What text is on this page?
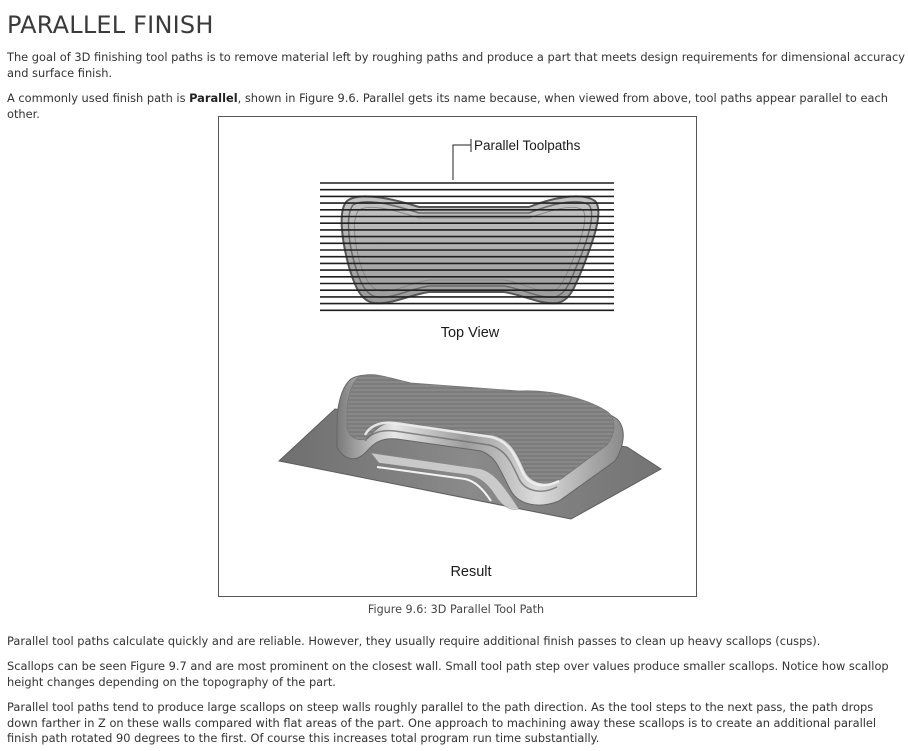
PARALLEL FINISH

The goal of 3D finishing tool paths is to remove material left by roughing paths and produce a part that meets design requirements for dimensional accuracy and surface finish.

A commonly used finish path is Parallel, shown in Figure 9.6. Parallel gets its name because, when viewed from above, tool paths appear parallel to each other.

Parallel Toolpaths
Top View
Result
Figure 9.6: 3D Parallel Tool Path

Parallel tool paths calculate quickly and are reliable. However, they usually require additional finish passes to clean up heavy scallops (cusps).

Scallops can be seen Figure 9.7 and are most prominent on the closest wall. Small tool path step over values produce smaller scallops. Notice how scallop height changes depending on the topography of the part.

Parallel tool paths tend to produce large scallops on steep walls roughly parallel to the path direction. As the tool steps to the next pass, the path drops down farther in Z on these walls compared with flat areas of the part. One approach to machining away these scallops is to create an additional parallel finish path rotated 90 degrees to the first. Of course this increases total program run time substantially.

========================================================================

● **Set problem**:
All of the data above should be transcribed verbatim, with pictures omitted.

● **Answer to the problem**:
What text is on this page?
PARALLEL FINISH

The goal of 3D finishing tool paths is to remove material left by roughing paths and produce a part that meets design requirements for dimensional accuracy and surface finish.

A commonly used finish path is Parallel, shown in Figure 9.6. Parallel gets its name because, when viewed from above, tool paths appear parallel to each other.

Parallel Toolpaths
Top View
Result
Figure 9.6: 3D Parallel Tool Path

Parallel tool paths calculate quickly and are reliable. However, they usually require additional finish passes to clean up heavy scallops (cusps).

Scallops can be seen Figure 9.7 and are most prominent on the closest wall. Small tool path step over values produce smaller scallops. Notice how scallop height changes depending on the topography of the part.

Parallel tool paths tend to produce large scallops on steep walls roughly parallel to the path direction. As the tool steps to the next pass, the path drops down farther in Z on these walls compared with flat areas of the part. One approach to machining away these scallops is to create an additional parallel finish path rotated 90 degrees to the first. Of course this increases total program run time substantially.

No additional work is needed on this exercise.